What to produce: Go through the material and pull out every line with the string "compressed" in it.

(Records from a dataset)
================================

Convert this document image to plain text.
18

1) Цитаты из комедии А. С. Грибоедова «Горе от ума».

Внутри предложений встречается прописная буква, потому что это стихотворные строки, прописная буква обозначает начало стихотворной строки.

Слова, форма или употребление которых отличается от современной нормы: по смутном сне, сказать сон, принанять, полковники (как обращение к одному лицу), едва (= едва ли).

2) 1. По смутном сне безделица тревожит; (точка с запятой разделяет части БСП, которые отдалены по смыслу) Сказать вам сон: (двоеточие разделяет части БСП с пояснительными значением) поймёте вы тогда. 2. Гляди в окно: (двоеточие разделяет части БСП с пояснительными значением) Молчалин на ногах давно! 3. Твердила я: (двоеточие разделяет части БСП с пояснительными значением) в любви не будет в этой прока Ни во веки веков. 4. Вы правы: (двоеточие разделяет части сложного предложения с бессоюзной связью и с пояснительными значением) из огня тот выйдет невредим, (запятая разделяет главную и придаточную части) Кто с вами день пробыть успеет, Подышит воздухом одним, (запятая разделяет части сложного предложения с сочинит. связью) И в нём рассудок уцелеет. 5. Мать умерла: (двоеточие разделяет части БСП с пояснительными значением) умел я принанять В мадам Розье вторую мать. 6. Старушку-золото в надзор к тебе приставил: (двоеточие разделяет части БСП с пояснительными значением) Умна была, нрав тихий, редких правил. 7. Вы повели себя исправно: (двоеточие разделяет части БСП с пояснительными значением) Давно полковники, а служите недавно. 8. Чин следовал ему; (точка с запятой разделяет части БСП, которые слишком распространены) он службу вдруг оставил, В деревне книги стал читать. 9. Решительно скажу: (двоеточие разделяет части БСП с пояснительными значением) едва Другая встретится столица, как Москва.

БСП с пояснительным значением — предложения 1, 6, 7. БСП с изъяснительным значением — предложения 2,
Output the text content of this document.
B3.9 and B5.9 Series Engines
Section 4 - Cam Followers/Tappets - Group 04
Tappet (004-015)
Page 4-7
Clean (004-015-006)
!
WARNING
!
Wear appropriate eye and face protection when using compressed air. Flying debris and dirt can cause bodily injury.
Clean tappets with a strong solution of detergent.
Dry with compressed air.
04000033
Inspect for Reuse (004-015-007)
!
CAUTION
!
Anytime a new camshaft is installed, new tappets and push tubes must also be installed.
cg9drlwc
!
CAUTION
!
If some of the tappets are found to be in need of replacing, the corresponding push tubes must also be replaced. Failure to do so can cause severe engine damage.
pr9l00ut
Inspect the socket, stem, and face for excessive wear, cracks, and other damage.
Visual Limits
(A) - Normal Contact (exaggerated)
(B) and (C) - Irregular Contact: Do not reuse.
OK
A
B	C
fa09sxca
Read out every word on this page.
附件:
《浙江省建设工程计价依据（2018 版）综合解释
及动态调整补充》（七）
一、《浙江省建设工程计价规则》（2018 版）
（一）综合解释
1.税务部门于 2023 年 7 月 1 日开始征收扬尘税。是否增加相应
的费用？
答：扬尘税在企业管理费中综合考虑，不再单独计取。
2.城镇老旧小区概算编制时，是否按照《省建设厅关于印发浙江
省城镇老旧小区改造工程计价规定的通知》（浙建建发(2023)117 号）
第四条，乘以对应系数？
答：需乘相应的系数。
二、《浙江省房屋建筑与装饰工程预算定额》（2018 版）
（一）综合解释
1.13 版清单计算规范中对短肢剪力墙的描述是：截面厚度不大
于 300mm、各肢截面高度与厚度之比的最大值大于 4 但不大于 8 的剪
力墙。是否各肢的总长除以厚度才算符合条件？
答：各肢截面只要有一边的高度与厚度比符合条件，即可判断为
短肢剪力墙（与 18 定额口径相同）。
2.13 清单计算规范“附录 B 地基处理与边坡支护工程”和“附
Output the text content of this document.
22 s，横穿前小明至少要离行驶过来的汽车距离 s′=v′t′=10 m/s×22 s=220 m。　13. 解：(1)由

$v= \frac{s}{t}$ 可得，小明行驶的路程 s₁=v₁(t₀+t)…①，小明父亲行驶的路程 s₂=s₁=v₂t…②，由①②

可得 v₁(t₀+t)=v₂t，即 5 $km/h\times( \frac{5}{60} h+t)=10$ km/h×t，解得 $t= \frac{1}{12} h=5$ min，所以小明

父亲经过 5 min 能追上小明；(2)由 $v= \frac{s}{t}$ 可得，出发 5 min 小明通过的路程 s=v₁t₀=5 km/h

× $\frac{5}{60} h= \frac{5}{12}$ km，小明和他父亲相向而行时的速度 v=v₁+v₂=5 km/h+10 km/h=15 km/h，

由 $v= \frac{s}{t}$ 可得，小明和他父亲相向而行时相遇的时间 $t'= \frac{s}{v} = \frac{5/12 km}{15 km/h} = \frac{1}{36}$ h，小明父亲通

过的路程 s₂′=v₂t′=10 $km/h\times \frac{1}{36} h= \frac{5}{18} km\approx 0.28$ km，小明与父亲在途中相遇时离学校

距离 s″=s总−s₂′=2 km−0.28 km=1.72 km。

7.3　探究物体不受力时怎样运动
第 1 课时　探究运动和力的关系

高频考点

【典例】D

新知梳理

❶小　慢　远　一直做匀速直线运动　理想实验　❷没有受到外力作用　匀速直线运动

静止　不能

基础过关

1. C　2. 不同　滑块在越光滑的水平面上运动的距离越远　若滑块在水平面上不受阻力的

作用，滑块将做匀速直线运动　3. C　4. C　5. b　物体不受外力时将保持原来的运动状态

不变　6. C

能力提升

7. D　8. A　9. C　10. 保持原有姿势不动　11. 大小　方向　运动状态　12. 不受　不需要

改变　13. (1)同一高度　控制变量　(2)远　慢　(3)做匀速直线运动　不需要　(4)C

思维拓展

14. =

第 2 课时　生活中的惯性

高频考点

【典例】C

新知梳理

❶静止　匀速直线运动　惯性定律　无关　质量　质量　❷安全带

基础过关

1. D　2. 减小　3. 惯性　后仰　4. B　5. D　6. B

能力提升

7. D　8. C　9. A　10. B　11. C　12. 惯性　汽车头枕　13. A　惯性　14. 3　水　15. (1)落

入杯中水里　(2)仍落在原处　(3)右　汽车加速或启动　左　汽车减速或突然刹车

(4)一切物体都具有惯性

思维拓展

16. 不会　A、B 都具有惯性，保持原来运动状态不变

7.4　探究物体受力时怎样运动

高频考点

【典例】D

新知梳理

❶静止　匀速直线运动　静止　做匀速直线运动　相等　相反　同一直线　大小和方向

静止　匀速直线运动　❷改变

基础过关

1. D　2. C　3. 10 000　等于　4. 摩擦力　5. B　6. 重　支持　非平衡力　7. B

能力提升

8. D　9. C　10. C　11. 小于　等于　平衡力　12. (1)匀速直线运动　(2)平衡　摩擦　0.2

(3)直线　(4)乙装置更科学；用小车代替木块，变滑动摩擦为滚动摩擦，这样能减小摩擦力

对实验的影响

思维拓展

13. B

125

================================

Result below:
Wear appropriate eye and face protection when using compressed air. Flying debris and dirt can cause bodily injury.
Dry with compressed air.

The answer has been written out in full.